- _What you have to do_
Filter the records below down to lines containing "object".

- _Data extract_
/---

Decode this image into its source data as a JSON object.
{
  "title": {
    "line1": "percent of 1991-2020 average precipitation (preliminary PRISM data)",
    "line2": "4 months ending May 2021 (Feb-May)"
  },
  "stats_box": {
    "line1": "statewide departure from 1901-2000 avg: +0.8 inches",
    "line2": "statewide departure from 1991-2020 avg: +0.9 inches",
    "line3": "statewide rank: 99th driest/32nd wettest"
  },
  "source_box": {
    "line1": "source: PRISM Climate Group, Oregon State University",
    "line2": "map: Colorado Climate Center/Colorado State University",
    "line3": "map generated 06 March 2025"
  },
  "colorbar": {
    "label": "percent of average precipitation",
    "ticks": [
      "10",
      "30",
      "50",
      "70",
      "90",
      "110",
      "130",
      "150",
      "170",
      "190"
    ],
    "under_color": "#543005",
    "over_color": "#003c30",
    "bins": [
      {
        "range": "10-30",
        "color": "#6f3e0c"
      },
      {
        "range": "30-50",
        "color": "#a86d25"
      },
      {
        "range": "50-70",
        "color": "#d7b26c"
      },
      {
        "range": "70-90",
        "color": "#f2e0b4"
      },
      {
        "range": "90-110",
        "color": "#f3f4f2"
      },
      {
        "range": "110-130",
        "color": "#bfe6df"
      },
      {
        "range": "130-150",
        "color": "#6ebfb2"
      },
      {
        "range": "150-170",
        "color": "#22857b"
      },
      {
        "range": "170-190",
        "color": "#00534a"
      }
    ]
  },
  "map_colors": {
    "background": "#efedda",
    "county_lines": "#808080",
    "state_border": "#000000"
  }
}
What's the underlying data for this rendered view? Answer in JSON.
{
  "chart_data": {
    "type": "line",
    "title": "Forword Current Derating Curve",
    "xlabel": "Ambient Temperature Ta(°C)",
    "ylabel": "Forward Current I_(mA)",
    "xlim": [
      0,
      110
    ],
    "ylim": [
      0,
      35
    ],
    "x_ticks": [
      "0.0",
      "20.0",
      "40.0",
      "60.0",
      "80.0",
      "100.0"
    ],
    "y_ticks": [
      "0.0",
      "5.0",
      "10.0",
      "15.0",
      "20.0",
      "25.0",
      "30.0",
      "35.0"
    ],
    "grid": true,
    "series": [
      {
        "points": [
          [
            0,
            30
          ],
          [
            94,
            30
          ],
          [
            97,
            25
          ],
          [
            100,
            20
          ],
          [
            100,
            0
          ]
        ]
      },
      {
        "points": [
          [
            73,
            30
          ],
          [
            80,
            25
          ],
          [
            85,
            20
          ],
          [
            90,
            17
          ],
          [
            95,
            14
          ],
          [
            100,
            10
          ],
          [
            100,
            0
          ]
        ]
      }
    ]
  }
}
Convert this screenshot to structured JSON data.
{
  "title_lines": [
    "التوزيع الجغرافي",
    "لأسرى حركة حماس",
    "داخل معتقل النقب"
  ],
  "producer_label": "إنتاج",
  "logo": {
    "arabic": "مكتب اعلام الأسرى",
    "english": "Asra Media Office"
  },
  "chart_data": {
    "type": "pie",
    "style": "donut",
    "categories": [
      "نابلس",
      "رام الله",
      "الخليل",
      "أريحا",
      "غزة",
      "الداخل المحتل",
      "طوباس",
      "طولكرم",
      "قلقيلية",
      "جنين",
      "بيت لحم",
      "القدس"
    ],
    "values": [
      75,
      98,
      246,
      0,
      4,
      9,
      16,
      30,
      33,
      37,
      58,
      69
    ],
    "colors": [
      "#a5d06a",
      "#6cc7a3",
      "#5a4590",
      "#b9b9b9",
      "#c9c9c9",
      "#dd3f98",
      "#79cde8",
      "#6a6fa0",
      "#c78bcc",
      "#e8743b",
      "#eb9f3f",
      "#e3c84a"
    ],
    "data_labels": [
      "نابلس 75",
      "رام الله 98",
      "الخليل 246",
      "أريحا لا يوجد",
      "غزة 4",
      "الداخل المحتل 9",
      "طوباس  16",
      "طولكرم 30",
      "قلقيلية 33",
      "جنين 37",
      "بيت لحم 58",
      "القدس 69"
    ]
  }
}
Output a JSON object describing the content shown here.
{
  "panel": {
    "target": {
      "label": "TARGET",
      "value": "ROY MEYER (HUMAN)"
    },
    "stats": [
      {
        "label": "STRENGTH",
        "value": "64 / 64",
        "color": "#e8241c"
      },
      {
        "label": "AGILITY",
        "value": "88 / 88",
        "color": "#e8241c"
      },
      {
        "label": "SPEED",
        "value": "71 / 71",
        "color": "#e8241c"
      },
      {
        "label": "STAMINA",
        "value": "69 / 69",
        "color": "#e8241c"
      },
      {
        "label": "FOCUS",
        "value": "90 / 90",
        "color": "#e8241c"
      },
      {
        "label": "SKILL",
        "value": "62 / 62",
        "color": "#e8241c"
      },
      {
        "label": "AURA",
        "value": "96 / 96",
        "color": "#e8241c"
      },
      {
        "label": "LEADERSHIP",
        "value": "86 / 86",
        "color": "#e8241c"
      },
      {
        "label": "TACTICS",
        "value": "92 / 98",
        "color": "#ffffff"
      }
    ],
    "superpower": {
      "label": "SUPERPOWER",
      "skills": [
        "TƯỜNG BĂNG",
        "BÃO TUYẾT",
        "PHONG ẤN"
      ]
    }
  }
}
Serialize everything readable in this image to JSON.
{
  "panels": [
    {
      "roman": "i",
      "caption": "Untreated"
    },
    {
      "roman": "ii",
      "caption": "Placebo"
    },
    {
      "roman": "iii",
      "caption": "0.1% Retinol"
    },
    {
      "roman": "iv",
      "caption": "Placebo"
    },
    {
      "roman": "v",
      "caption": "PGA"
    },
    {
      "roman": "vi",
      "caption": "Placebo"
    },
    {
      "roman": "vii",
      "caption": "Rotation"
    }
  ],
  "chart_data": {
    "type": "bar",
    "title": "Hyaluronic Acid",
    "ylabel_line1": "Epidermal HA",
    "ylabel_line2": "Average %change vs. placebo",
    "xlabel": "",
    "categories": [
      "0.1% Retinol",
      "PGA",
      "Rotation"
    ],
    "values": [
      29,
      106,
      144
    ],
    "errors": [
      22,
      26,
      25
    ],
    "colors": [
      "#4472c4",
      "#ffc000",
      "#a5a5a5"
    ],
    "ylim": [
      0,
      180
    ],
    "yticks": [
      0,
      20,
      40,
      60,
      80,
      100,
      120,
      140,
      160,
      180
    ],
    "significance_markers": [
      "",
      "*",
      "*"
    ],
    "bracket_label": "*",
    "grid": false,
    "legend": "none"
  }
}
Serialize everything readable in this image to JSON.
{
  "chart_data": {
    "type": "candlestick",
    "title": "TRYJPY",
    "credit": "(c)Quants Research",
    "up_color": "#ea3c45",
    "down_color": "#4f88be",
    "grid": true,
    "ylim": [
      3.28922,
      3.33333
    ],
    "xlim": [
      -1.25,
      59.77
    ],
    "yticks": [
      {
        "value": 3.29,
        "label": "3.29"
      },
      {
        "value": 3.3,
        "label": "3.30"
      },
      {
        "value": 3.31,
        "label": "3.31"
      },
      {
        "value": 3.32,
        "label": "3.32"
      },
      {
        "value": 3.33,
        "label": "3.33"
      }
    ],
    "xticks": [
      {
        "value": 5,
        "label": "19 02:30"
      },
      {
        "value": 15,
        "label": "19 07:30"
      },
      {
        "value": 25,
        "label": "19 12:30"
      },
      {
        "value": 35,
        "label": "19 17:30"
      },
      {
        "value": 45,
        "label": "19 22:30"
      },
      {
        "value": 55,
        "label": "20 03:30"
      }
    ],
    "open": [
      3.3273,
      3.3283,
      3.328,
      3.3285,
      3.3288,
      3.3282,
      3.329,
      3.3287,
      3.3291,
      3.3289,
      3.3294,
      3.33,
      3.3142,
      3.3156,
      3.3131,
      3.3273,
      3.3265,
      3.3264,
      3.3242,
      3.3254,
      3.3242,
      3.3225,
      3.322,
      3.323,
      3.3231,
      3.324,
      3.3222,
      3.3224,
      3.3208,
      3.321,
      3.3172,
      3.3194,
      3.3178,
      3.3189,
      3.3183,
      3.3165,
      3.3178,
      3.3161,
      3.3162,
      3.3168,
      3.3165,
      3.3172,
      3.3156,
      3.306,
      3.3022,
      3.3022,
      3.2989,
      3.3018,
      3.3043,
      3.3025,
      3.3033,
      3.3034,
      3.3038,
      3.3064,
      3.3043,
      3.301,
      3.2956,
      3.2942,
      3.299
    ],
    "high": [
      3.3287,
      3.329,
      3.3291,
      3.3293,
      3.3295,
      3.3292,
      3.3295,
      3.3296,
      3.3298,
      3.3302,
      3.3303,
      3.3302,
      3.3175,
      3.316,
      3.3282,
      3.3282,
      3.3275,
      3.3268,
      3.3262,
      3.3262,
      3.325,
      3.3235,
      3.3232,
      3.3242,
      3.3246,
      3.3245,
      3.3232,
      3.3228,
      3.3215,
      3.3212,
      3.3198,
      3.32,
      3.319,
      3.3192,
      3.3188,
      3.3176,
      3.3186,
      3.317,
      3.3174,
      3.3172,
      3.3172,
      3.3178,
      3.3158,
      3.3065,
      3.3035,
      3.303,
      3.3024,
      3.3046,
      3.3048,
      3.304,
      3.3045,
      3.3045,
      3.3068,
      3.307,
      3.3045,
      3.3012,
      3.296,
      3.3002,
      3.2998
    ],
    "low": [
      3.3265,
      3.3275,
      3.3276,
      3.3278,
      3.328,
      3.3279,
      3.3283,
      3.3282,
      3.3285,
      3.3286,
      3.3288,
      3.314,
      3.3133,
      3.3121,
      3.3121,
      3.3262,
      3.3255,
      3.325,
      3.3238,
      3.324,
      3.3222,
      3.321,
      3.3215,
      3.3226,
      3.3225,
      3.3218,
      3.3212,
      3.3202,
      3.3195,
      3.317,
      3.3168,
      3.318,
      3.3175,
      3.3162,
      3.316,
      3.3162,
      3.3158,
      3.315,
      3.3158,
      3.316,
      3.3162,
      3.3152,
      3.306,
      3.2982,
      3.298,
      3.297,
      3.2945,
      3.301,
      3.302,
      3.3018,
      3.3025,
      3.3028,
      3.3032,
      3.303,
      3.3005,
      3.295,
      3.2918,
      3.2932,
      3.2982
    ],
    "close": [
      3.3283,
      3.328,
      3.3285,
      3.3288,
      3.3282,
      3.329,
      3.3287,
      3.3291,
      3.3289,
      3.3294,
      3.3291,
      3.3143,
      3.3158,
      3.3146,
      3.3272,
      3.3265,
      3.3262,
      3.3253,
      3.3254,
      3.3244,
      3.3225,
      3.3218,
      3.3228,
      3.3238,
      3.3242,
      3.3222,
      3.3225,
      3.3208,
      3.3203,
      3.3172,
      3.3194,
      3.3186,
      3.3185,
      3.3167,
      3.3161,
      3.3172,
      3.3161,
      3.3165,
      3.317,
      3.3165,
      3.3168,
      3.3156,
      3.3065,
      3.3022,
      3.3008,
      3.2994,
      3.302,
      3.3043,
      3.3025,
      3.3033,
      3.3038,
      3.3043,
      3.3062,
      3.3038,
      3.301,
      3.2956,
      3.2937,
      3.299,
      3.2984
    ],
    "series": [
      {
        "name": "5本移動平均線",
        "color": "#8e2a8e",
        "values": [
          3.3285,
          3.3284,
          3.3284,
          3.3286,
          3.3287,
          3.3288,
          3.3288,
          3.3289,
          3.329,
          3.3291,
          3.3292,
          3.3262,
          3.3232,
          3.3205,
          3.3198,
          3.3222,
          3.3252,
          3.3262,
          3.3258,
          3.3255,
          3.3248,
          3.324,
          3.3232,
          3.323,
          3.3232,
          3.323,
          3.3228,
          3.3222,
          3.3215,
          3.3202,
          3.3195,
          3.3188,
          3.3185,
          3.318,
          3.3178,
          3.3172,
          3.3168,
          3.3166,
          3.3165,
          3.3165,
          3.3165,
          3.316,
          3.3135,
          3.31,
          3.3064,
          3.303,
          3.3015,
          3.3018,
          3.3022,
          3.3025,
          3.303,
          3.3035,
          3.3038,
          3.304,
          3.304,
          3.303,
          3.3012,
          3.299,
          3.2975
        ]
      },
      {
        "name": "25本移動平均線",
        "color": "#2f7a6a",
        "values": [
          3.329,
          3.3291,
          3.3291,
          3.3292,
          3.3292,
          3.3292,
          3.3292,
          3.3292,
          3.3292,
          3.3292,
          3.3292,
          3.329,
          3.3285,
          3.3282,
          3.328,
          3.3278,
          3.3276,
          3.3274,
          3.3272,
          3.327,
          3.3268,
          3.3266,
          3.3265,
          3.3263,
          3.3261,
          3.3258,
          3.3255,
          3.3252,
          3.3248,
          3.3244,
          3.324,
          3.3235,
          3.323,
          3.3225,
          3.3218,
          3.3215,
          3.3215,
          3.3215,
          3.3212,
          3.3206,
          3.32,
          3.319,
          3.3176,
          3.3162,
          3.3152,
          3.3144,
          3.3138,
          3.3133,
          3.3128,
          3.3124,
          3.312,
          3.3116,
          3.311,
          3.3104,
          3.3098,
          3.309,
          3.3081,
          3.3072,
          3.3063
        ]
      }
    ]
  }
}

\---

- _Reply_
Decode this image into its source data as a JSON object.
Output a JSON object describing the content shown here.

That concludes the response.